Find all the lines with "Стабилизатор" and gather them.

--- start of DATA EXCERPTS ---

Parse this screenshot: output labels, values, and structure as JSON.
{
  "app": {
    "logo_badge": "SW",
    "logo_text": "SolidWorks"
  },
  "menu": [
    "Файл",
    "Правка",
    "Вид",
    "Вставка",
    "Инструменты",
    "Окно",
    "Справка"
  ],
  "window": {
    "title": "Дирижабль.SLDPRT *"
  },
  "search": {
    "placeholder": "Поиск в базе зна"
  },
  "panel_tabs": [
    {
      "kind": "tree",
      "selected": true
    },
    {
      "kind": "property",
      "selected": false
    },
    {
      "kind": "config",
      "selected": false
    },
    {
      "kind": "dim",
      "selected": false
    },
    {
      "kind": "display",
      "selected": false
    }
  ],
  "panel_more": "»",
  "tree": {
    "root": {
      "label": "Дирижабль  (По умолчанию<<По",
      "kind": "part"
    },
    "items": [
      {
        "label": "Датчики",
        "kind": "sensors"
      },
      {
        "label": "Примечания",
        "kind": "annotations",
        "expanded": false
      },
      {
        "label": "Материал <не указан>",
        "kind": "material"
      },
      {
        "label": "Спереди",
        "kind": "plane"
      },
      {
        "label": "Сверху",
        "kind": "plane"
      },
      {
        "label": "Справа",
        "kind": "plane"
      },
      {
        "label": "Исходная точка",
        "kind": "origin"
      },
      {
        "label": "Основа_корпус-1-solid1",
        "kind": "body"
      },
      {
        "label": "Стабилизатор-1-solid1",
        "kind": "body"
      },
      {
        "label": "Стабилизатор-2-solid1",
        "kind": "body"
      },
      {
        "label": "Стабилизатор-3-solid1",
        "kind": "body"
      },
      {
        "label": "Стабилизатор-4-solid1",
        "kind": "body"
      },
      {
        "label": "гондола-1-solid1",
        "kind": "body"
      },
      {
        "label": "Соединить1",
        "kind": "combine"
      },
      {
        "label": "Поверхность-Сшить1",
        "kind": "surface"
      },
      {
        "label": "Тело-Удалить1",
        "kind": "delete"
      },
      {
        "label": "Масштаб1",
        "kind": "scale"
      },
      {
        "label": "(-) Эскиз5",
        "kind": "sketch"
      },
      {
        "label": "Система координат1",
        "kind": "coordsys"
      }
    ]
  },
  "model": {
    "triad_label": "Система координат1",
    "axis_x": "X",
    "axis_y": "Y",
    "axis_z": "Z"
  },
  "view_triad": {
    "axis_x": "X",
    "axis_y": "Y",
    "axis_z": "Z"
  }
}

--- end of DATA EXCERPTS ---

ANSWER TO THE EXERCISE –
        "label": "Стабилизатор-1-solid1",
        "label": "Стабилизатор-2-solid1",
        "label": "Стабилизатор-3-solid1",
        "label": "Стабилизатор-4-solid1",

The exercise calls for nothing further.